■ **TASK OBJECTIVE**: Print the records again, character for character.

---------- DATA IN THIS EXERCISE

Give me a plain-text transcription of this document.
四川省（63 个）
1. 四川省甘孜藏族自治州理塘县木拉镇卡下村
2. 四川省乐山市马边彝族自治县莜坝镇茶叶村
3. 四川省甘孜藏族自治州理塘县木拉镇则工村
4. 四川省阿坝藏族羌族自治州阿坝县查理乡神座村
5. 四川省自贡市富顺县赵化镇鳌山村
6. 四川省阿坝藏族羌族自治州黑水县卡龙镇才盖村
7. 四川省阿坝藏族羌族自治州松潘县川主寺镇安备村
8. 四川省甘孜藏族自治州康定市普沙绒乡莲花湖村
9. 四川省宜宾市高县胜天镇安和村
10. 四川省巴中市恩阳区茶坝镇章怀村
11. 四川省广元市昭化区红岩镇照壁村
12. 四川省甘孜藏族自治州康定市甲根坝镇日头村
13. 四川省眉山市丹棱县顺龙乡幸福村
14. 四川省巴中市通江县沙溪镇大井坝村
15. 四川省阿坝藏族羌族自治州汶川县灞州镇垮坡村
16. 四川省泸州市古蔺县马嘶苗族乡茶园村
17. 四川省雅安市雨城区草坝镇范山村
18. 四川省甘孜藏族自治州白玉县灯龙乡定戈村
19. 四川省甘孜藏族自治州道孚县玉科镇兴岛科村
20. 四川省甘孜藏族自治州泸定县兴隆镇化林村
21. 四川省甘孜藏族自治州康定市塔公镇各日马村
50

--------------------

■ **COMPLETE OUTPUT**:
Give me a plain-text transcription of this document.
四川省（63 个）
1. 四川省甘孜藏族自治州理塘县木拉镇卡下村
2. 四川省乐山市马边彝族自治县莜坝镇茶叶村
3. 四川省甘孜藏族自治州理塘县木拉镇则工村
4. 四川省阿坝藏族羌族自治州阿坝县查理乡神座村
5. 四川省自贡市富顺县赵化镇鳌山村
6. 四川省阿坝藏族羌族自治州黑水县卡龙镇才盖村
7. 四川省阿坝藏族羌族自治州松潘县川主寺镇安备村
8. 四川省甘孜藏族自治州康定市普沙绒乡莲花湖村
9. 四川省宜宾市高县胜天镇安和村
10. 四川省巴中市恩阳区茶坝镇章怀村
11. 四川省广元市昭化区红岩镇照壁村
12. 四川省甘孜藏族自治州康定市甲根坝镇日头村
13. 四川省眉山市丹棱县顺龙乡幸福村
14. 四川省巴中市通江县沙溪镇大井坝村
15. 四川省阿坝藏族羌族自治州汶川县灞州镇垮坡村
16. 四川省泸州市古蔺县马嘶苗族乡茶园村
17. 四川省雅安市雨城区草坝镇范山村
18. 四川省甘孜藏族自治州白玉县灯龙乡定戈村
19. 四川省甘孜藏族自治州道孚县玉科镇兴岛科村
20. 四川省甘孜藏族自治州泸定县兴隆镇化林村
21. 四川省甘孜藏族自治州康定市塔公镇各日马村
50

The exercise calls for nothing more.